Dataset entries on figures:

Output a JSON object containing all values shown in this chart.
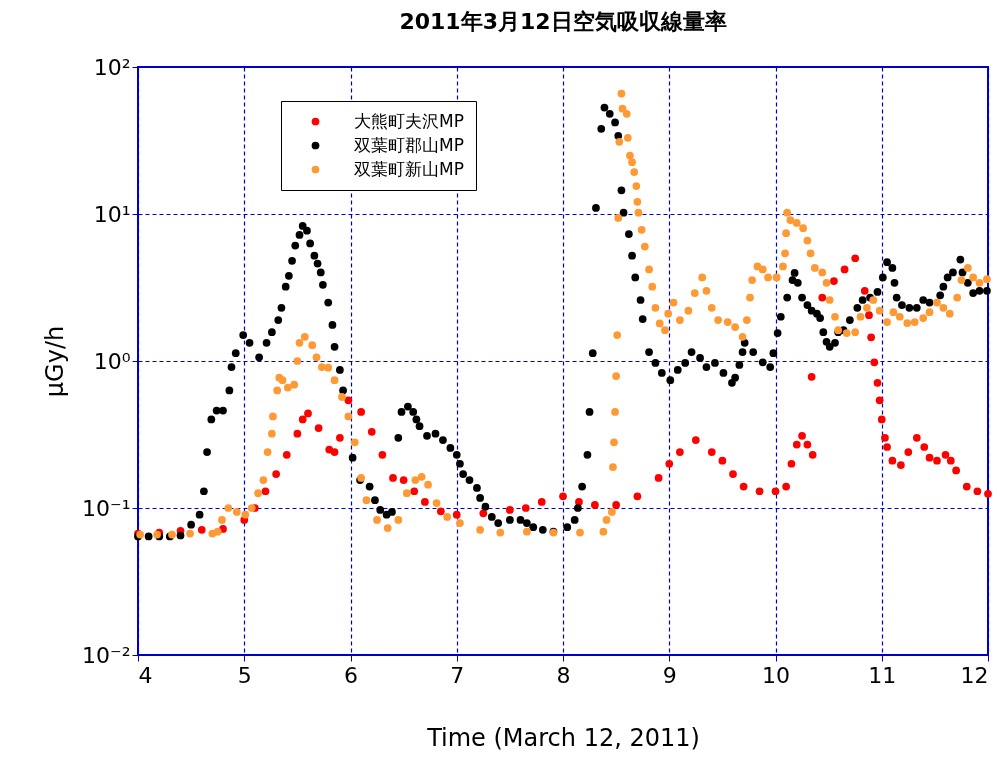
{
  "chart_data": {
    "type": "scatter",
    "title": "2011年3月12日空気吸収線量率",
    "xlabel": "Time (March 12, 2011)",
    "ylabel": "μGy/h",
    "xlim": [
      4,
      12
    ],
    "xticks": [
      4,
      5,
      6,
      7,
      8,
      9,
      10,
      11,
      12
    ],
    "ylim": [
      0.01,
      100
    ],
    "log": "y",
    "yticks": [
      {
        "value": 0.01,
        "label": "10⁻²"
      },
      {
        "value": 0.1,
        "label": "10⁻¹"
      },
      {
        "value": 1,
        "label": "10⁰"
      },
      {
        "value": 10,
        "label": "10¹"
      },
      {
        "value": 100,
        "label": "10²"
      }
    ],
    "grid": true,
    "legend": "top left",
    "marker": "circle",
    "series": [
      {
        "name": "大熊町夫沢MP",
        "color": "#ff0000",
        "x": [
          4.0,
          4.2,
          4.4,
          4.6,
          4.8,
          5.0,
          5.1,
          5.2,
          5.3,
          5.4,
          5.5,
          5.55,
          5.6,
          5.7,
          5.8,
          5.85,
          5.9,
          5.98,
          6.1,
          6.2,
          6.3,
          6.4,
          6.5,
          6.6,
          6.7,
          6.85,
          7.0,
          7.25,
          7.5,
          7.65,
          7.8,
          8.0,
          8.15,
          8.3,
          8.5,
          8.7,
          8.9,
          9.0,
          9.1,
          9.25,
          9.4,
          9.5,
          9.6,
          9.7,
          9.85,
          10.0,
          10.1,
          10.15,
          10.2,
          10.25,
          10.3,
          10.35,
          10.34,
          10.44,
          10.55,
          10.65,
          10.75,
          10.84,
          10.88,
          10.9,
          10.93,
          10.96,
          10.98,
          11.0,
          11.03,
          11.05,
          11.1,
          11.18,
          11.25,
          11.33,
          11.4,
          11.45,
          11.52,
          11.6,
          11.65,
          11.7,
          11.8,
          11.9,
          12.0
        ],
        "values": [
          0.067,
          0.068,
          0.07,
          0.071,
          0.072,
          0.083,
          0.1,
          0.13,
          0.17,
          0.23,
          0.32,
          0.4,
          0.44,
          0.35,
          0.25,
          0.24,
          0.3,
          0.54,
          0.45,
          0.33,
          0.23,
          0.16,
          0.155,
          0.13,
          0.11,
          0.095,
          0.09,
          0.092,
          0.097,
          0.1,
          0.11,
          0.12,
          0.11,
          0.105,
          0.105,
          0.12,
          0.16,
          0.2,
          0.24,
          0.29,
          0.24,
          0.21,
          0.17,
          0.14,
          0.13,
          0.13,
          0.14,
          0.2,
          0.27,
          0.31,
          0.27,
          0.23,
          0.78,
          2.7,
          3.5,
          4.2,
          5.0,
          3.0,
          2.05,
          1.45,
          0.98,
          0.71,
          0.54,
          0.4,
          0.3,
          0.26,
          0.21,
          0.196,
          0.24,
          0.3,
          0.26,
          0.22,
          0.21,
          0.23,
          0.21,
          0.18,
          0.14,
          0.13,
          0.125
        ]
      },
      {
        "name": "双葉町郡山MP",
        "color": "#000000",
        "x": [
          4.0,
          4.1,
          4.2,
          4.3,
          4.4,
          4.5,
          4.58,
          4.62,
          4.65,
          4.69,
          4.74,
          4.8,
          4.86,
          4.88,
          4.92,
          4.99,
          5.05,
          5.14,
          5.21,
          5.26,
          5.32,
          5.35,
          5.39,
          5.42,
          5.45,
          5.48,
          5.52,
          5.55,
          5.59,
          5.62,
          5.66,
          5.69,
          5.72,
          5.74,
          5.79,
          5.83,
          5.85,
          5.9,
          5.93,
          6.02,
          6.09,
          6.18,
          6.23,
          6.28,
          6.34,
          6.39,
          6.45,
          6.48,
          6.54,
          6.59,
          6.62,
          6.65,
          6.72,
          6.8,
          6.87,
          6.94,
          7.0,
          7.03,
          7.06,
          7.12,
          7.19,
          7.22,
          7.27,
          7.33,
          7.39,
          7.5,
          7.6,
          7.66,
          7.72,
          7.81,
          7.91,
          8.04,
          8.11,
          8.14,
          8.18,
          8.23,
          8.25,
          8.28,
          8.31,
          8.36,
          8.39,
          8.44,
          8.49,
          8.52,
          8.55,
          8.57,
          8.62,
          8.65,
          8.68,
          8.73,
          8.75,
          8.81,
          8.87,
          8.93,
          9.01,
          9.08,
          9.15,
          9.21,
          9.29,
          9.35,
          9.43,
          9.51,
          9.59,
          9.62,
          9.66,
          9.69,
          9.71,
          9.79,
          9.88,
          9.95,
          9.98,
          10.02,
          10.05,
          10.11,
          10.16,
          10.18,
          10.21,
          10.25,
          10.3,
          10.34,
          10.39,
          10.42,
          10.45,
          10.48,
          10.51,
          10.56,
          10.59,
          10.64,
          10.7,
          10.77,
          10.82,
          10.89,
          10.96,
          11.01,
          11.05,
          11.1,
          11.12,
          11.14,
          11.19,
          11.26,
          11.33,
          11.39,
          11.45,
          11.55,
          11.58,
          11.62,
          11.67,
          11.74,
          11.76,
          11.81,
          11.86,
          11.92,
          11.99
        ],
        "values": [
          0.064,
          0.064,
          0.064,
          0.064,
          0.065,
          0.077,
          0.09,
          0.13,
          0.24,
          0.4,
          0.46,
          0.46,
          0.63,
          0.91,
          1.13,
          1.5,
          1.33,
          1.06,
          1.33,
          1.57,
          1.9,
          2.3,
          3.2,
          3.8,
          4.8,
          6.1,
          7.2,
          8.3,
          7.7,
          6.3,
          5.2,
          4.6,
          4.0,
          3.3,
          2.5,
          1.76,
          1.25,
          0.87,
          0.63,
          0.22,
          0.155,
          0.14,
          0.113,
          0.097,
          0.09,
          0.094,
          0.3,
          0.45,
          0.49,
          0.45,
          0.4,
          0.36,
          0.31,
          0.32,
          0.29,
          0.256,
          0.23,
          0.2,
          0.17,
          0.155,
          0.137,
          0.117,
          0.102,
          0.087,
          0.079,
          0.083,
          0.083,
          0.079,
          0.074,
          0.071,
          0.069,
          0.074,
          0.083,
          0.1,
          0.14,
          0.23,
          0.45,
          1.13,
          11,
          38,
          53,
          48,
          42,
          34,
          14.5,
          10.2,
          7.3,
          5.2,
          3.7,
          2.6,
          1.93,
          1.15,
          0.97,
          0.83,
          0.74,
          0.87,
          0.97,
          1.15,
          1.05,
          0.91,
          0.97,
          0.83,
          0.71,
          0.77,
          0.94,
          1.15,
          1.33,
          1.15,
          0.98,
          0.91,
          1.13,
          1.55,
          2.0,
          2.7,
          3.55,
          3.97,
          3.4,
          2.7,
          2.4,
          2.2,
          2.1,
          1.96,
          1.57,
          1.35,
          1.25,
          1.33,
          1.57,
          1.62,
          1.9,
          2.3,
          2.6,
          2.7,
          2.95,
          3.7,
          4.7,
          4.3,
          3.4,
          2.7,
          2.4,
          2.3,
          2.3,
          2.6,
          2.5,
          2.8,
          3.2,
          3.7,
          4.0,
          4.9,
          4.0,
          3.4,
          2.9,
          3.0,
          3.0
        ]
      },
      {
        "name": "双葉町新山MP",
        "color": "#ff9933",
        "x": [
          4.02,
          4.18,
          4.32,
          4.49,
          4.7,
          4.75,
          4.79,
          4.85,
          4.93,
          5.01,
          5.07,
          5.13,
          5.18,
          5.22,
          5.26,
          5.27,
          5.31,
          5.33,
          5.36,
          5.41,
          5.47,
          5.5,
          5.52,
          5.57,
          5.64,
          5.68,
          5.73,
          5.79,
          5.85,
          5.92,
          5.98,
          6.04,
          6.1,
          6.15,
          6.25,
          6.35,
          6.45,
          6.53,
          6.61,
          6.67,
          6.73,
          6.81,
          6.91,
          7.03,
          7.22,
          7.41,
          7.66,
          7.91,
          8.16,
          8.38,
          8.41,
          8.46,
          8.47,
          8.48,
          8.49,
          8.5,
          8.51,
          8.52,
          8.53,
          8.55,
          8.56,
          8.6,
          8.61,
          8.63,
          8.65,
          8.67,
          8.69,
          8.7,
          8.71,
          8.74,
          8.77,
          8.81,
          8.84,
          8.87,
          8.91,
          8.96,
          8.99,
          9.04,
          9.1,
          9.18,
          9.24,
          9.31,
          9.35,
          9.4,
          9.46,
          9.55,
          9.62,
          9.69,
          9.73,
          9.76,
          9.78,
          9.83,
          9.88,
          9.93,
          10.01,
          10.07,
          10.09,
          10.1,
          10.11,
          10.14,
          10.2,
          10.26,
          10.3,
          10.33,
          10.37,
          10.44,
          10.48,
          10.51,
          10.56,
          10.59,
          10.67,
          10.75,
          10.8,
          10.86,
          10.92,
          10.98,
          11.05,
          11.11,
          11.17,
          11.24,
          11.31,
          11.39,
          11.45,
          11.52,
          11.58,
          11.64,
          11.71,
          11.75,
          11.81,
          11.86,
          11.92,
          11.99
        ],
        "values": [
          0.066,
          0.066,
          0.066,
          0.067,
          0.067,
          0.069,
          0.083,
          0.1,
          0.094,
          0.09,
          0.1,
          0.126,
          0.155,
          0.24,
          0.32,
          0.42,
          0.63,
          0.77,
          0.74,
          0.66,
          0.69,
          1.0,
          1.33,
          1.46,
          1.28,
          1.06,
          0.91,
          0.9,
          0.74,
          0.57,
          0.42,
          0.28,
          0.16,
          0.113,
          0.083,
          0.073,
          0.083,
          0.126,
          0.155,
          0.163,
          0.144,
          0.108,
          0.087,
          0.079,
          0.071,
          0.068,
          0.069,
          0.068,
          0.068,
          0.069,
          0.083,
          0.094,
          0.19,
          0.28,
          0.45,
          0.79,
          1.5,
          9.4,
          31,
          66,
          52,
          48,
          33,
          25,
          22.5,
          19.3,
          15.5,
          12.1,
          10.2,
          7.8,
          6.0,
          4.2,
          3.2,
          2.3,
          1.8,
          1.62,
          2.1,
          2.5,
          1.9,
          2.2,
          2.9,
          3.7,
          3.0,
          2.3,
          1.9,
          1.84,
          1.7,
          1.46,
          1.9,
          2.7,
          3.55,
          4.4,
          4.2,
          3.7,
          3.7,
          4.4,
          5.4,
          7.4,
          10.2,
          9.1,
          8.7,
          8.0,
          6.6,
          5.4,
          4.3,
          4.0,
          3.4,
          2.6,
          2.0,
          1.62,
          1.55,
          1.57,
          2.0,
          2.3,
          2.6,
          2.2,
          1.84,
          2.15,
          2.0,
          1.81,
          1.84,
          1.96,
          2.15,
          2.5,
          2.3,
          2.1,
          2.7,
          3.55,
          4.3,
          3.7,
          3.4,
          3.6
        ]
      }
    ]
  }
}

§ **The request**
Pull every line containing "name" out of the data above.

§ **The reply**
        "name": "大熊町夫沢MP",
        "name": "双葉町郡山MP",
        "name": "双葉町新山MP",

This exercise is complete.